Task prompt
Extract the listing in its entirety, keeping each line identical to the original.

--- Supplied records ---

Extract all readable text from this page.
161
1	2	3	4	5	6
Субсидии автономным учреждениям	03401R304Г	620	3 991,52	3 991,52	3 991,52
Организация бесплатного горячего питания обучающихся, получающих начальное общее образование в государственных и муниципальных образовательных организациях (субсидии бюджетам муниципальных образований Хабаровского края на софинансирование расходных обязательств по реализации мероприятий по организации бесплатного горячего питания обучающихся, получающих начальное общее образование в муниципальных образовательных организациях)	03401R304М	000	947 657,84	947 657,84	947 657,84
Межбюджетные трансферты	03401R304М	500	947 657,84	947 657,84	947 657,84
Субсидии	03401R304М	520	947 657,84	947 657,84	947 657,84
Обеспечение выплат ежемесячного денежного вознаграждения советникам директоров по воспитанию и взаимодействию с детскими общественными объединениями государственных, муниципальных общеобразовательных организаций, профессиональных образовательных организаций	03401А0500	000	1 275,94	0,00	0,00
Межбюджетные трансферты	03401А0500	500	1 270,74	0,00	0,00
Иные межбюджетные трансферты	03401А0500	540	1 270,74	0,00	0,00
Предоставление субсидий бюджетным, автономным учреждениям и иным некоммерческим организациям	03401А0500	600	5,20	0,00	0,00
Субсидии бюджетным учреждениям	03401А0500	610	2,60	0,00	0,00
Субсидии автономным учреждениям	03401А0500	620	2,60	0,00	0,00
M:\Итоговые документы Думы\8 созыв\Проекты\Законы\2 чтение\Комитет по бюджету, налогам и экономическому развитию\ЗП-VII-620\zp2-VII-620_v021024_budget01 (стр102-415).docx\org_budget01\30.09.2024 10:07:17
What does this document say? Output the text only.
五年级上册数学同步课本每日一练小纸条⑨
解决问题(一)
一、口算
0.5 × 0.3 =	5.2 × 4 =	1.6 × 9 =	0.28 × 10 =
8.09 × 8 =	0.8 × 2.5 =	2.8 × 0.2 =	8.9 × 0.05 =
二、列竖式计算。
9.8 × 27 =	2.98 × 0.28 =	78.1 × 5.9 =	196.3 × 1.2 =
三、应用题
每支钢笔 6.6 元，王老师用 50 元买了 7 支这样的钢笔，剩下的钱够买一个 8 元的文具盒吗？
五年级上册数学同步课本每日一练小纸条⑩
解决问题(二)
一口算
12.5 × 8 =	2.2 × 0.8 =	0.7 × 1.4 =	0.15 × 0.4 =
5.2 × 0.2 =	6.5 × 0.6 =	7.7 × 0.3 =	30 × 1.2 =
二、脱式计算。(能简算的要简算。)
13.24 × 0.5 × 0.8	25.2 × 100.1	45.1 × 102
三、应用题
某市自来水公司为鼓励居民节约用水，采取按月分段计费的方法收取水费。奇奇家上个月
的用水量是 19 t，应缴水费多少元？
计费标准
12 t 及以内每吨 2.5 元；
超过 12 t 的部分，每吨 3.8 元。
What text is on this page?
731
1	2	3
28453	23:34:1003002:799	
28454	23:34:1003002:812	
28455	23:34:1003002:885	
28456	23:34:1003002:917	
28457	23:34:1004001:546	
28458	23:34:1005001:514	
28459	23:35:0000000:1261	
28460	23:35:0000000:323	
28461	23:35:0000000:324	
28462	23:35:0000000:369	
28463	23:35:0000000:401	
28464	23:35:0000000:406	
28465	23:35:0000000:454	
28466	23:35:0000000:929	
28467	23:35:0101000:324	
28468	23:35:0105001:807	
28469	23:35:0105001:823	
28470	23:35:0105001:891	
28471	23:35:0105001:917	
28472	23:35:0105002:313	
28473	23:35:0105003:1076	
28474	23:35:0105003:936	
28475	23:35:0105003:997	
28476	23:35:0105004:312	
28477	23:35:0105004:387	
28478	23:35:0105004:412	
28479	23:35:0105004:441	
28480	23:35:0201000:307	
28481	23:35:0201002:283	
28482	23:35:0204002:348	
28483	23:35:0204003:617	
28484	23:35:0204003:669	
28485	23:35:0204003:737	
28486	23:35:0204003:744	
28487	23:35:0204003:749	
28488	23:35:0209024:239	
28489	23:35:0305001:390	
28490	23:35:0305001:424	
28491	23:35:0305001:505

---

Task solution
Extract all readable text from this page.
161
1	2	3	4	5	6
Субсидии автономным учреждениям	03401R304Г	620	3 991,52	3 991,52	3 991,52
Организация бесплатного горячего питания обучающихся, получающих начальное общее образование в государственных и муниципальных образовательных организациях (субсидии бюджетам муниципальных образований Хабаровского края на софинансирование расходных обязательств по реализации мероприятий по организации бесплатного горячего питания обучающихся, получающих начальное общее образование в муниципальных образовательных организациях)	03401R304М	000	947 657,84	947 657,84	947 657,84
Межбюджетные трансферты	03401R304М	500	947 657,84	947 657,84	947 657,84
Субсидии	03401R304М	520	947 657,84	947 657,84	947 657,84
Обеспечение выплат ежемесячного денежного вознаграждения советникам директоров по воспитанию и взаимодействию с детскими общественными объединениями государственных, муниципальных общеобразовательных организаций, профессиональных образовательных организаций	03401А0500	000	1 275,94	0,00	0,00
Межбюджетные трансферты	03401А0500	500	1 270,74	0,00	0,00
Иные межбюджетные трансферты	03401А0500	540	1 270,74	0,00	0,00
Предоставление субсидий бюджетным, автономным учреждениям и иным некоммерческим организациям	03401А0500	600	5,20	0,00	0,00
Субсидии бюджетным учреждениям	03401А0500	610	2,60	0,00	0,00
Субсидии автономным учреждениям	03401А0500	620	2,60	0,00	0,00
M:\Итоговые документы Думы\8 созыв\Проекты\Законы\2 чтение\Комитет по бюджету, налогам и экономическому развитию\ЗП-VII-620\zp2-VII-620_v021024_budget01 (стр102-415).docx\org_budget01\30.09.2024 10:07:17
What does this document say? Output the text only.
五年级上册数学同步课本每日一练小纸条⑨
解决问题(一)
一、口算
0.5 × 0.3 =	5.2 × 4 =	1.6 × 9 =	0.28 × 10 =
8.09 × 8 =	0.8 × 2.5 =	2.8 × 0.2 =	8.9 × 0.05 =
二、列竖式计算。
9.8 × 27 =	2.98 × 0.28 =	78.1 × 5.9 =	196.3 × 1.2 =
三、应用题
每支钢笔 6.6 元，王老师用 50 元买了 7 支这样的钢笔，剩下的钱够买一个 8 元的文具盒吗？
五年级上册数学同步课本每日一练小纸条⑩
解决问题(二)
一口算
12.5 × 8 =	2.2 × 0.8 =	0.7 × 1.4 =	0.15 × 0.4 =
5.2 × 0.2 =	6.5 × 0.6 =	7.7 × 0.3 =	30 × 1.2 =
二、脱式计算。(能简算的要简算。)
13.24 × 0.5 × 0.8	25.2 × 100.1	45.1 × 102
三、应用题
某市自来水公司为鼓励居民节约用水，采取按月分段计费的方法收取水费。奇奇家上个月
的用水量是 19 t，应缴水费多少元？
计费标准
12 t 及以内每吨 2.5 元；
超过 12 t 的部分，每吨 3.8 元。
What text is on this page?
731
1	2	3
28453	23:34:1003002:799	
28454	23:34:1003002:812	
28455	23:34:1003002:885	
28456	23:34:1003002:917	
28457	23:34:1004001:546	
28458	23:34:1005001:514	
28459	23:35:0000000:1261	
28460	23:35:0000000:323	
28461	23:35:0000000:324	
28462	23:35:0000000:369	
28463	23:35:0000000:401	
28464	23:35:0000000:406	
28465	23:35:0000000:454	
28466	23:35:0000000:929	
28467	23:35:0101000:324	
28468	23:35:0105001:807	
28469	23:35:0105001:823	
28470	23:35:0105001:891	
28471	23:35:0105001:917	
28472	23:35:0105002:313	
28473	23:35:0105003:1076	
28474	23:35:0105003:936	
28475	23:35:0105003:997	
28476	23:35:0105004:312	
28477	23:35:0105004:387	
28478	23:35:0105004:412	
28479	23:35:0105004:441	
28480	23:35:0201000:307	
28481	23:35:0201002:283	
28482	23:35:0204002:348	
28483	23:35:0204003:617	
28484	23:35:0204003:669	
28485	23:35:0204003:737	
28486	23:35:0204003:744	
28487	23:35:0204003:749	
28488	23:35:0209024:239	
28489	23:35:0305001:390	
28490	23:35:0305001:424	
28491	23:35:0305001:505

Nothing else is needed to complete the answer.